- Given instruction -
Go through the listing beneath this task and return every line that carries the string "females".

###

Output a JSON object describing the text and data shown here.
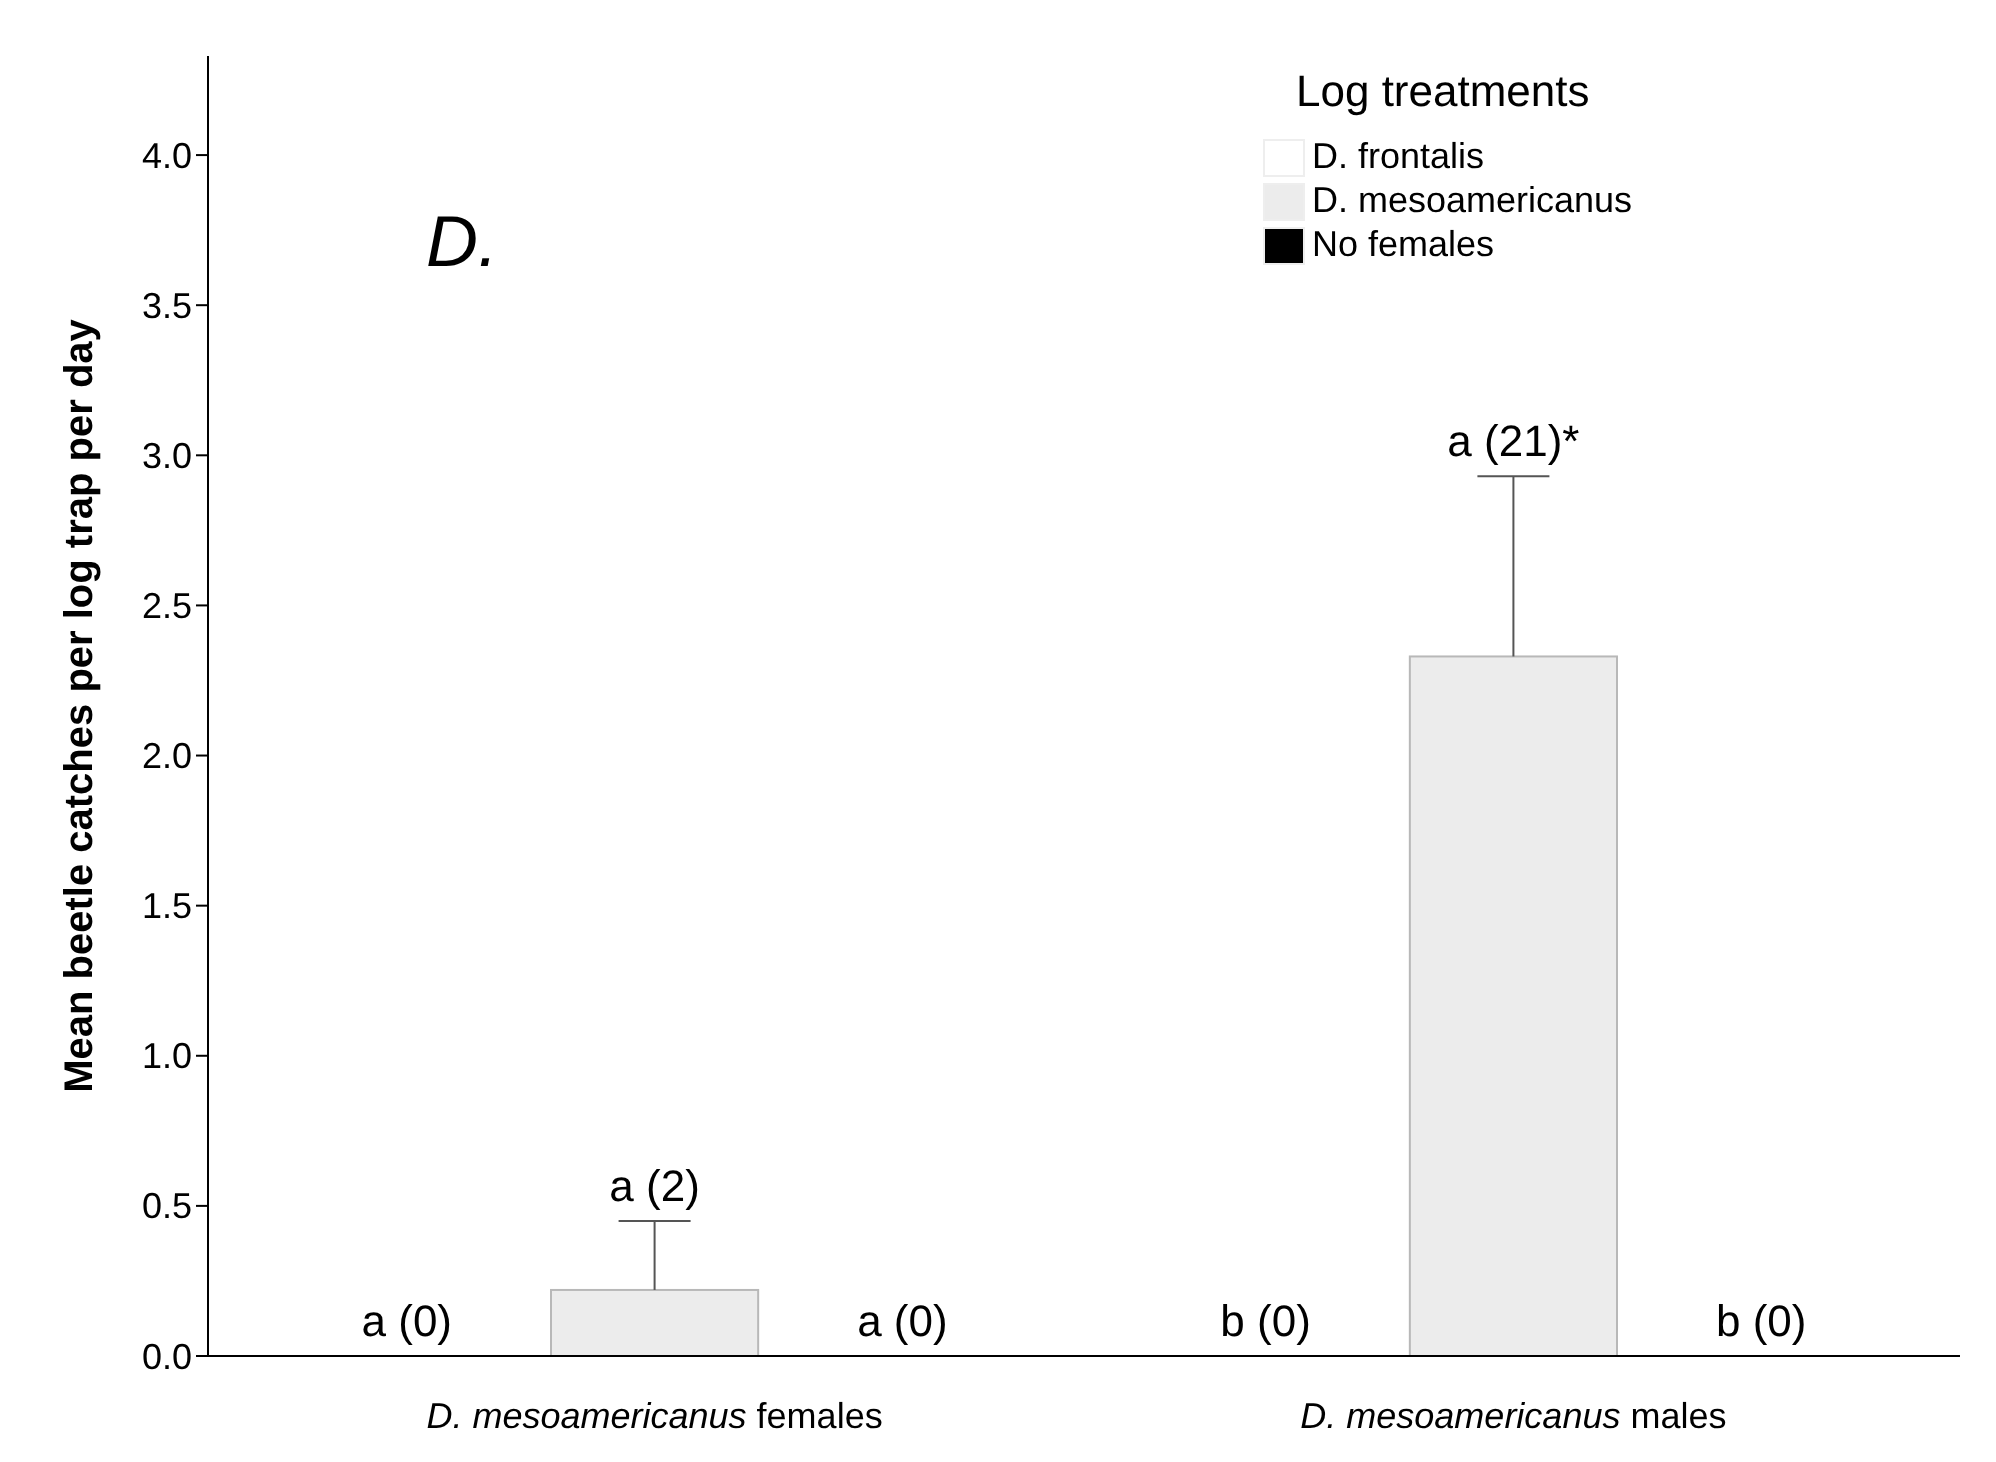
{
  "chart_data": {
    "type": "bar",
    "ylabel": "Mean beetle catches per log trap per day",
    "legend_title": "Log treatments",
    "legend": "top right",
    "categories": [
      "D. mesoamericanus females",
      "D. mesoamericanus males"
    ],
    "ylim": [
      0,
      4.33
    ],
    "yticks": [
      {
        "value": 0,
        "label": "0.0"
      },
      {
        "value": 0.5,
        "label": "0.5"
      },
      {
        "value": 1,
        "label": "1.0"
      },
      {
        "value": 1.5,
        "label": "1.5"
      },
      {
        "value": 2,
        "label": "2.0"
      },
      {
        "value": 2.5,
        "label": "2.5"
      },
      {
        "value": 3,
        "label": "3.0"
      },
      {
        "value": 3.5,
        "label": "3.5"
      },
      {
        "value": 4,
        "label": "4.0"
      }
    ],
    "annotations": [
      "D.",
      "a (0)",
      "a (2)",
      "a (0)",
      "b (0)",
      "a (21)*",
      "b (0)"
    ],
    "series": [
      {
        "name": "D. frontalis",
        "color": "#ffffff",
        "values": [
          0,
          0
        ]
      },
      {
        "name": "D. mesoamericanus",
        "color": "#ececec",
        "values": [
          0.22,
          2.33
        ],
        "errors": [
          [
            0.22,
            0.45
          ],
          [
            2.33,
            2.93
          ]
        ]
      },
      {
        "name": "No females",
        "color": "#000000",
        "values": [
          0,
          0
        ]
      }
    ]
  }
}
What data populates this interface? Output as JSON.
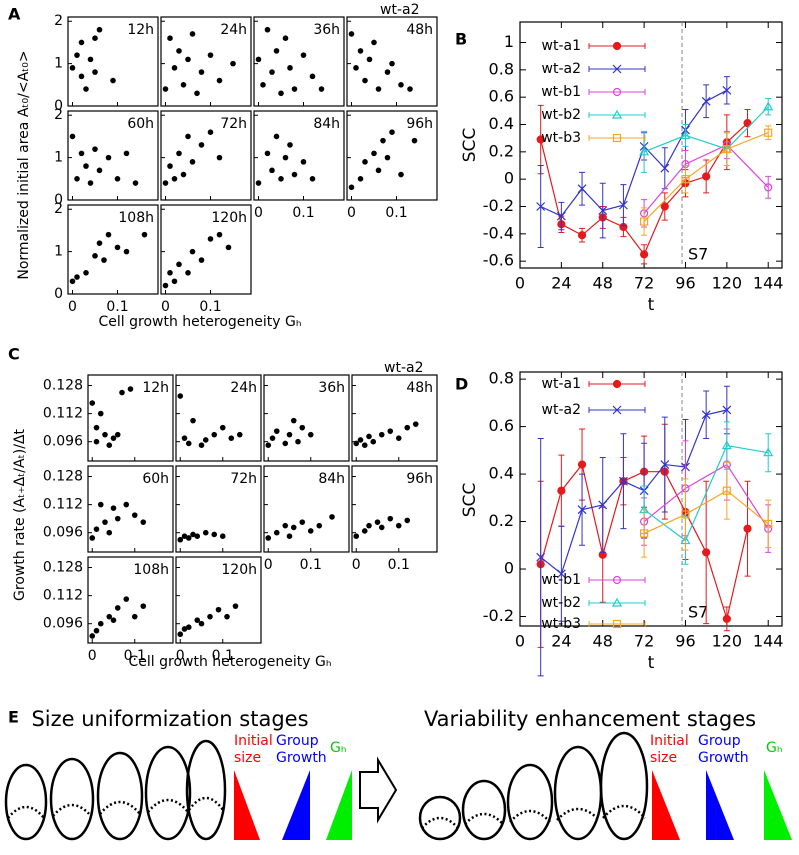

###

- Response to this exercise -
      "D. mesoamericanus females",
        "name": "No females",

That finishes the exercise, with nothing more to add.